Every entry needs to be reproduced exactly.

RECORD SET
··········

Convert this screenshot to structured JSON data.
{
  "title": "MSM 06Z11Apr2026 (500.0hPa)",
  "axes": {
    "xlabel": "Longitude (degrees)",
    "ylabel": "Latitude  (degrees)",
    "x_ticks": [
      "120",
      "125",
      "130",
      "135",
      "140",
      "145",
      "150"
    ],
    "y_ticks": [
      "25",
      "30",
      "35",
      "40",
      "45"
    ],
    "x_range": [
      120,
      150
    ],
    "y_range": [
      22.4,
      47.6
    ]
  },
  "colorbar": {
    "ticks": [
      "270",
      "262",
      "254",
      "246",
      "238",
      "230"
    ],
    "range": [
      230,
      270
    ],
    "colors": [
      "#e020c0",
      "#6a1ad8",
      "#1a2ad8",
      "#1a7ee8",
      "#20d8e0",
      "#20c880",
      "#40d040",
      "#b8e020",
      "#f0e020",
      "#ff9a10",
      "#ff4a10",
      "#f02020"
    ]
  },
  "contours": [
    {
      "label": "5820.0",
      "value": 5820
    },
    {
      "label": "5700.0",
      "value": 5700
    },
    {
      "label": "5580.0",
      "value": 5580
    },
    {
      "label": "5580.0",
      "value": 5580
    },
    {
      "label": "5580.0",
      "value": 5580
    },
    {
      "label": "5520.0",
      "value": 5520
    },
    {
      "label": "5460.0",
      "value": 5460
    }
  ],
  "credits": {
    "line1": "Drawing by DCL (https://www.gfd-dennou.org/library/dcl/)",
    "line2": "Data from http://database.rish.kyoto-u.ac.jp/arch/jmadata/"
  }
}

··········

CORRECT OUTPUT
Convert this screenshot to structured JSON data.
{
  "title": "MSM 06Z11Apr2026 (500.0hPa)",
  "axes": {
    "xlabel": "Longitude (degrees)",
    "ylabel": "Latitude  (degrees)",
    "x_ticks": [
      "120",
      "125",
      "130",
      "135",
      "140",
      "145",
      "150"
    ],
    "y_ticks": [
      "25",
      "30",
      "35",
      "40",
      "45"
    ],
    "x_range": [
      120,
      150
    ],
    "y_range": [
      22.4,
      47.6
    ]
  },
  "colorbar": {
    "ticks": [
      "270",
      "262",
      "254",
      "246",
      "238",
      "230"
    ],
    "range": [
      230,
      270
    ],
    "colors": [
      "#e020c0",
      "#6a1ad8",
      "#1a2ad8",
      "#1a7ee8",
      "#20d8e0",
      "#20c880",
      "#40d040",
      "#b8e020",
      "#f0e020",
      "#ff9a10",
      "#ff4a10",
      "#f02020"
    ]
  },
  "contours": [
    {
      "label": "5820.0",
      "value": 5820
    },
    {
      "label": "5700.0",
      "value": 5700
    },
    {
      "label": "5580.0",
      "value": 5580
    },
    {
      "label": "5580.0",
      "value": 5580
    },
    {
      "label": "5580.0",
      "value": 5580
    },
    {
      "label": "5520.0",
      "value": 5520
    },
    {
      "label": "5460.0",
      "value": 5460
    }
  ],
  "credits": {
    "line1": "Drawing by DCL (https://www.gfd-dennou.org/library/dcl/)",
    "line2": "Data from http://database.rish.kyoto-u.ac.jp/arch/jmadata/"
  }
}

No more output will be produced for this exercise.